*Short task*:
Within the records below, find each line that holds the string "color", then copy it.

[Entries with figure data]
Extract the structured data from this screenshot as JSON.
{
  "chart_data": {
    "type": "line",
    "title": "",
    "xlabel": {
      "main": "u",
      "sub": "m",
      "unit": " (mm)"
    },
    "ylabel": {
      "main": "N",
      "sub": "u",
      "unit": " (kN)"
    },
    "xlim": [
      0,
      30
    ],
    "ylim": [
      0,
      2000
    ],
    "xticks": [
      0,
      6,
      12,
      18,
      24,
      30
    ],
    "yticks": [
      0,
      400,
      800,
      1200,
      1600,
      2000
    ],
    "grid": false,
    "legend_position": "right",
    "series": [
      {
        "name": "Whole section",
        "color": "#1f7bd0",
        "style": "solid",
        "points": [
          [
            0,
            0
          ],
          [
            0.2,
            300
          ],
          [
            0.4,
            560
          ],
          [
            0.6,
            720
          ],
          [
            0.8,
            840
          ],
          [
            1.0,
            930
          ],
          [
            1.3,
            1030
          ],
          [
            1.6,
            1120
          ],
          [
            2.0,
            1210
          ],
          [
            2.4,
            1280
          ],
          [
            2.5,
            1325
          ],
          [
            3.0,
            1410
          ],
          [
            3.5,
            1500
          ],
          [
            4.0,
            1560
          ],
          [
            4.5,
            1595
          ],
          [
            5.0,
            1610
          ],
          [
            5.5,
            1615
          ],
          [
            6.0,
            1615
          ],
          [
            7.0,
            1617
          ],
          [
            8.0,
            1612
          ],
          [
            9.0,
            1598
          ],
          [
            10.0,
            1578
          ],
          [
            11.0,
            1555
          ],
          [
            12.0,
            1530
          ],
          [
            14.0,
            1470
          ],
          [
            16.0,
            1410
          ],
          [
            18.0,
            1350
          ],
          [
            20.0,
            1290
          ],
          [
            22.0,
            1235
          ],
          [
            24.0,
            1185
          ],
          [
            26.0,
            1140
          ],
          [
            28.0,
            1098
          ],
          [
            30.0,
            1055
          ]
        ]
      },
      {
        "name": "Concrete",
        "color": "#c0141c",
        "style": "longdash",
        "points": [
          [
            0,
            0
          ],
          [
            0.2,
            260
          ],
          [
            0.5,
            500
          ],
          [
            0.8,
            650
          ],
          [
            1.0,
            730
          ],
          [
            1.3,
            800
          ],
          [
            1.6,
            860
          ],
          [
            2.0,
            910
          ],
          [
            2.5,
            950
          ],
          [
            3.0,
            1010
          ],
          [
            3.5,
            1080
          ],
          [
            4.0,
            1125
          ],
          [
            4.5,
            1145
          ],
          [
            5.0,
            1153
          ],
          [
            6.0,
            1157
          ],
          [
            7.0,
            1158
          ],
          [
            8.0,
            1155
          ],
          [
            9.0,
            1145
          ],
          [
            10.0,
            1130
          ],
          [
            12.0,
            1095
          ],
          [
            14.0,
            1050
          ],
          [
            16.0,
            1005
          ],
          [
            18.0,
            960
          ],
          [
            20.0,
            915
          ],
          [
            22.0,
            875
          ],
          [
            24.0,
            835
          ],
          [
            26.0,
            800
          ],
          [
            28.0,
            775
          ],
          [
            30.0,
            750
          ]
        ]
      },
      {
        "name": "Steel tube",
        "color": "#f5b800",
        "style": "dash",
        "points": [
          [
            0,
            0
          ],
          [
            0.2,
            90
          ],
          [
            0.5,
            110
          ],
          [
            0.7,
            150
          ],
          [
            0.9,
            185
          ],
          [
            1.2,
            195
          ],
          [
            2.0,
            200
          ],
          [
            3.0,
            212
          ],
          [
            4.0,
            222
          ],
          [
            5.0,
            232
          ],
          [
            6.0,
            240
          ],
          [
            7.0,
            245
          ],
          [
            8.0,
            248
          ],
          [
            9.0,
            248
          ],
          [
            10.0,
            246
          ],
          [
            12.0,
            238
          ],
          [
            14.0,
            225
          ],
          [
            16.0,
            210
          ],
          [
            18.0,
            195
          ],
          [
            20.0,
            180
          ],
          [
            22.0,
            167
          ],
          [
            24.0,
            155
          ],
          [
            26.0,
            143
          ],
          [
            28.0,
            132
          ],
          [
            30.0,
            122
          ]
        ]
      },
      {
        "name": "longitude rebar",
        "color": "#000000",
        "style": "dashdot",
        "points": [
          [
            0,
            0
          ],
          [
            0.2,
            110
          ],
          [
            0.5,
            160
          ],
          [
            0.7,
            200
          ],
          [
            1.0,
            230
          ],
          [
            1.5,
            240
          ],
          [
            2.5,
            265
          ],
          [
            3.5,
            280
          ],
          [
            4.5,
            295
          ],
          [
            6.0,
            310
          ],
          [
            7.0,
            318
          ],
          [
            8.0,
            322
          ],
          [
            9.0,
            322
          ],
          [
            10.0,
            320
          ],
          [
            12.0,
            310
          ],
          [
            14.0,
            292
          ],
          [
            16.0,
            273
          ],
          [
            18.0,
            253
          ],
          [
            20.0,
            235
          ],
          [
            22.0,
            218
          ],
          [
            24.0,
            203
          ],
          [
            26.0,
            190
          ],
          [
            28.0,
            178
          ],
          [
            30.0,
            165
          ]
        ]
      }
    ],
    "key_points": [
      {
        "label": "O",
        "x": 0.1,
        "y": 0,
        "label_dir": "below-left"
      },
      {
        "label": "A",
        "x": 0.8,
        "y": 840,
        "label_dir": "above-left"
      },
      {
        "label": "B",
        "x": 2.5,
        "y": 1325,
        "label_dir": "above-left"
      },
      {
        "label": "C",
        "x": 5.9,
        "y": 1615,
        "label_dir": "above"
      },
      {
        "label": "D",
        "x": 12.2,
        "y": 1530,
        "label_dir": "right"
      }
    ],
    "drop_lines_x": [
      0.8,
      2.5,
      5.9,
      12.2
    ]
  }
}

*Exercise result*:
        "color": "#1f7bd0",
        "color": "#c0141c",
        "color": "#f5b800",
        "color": "#000000",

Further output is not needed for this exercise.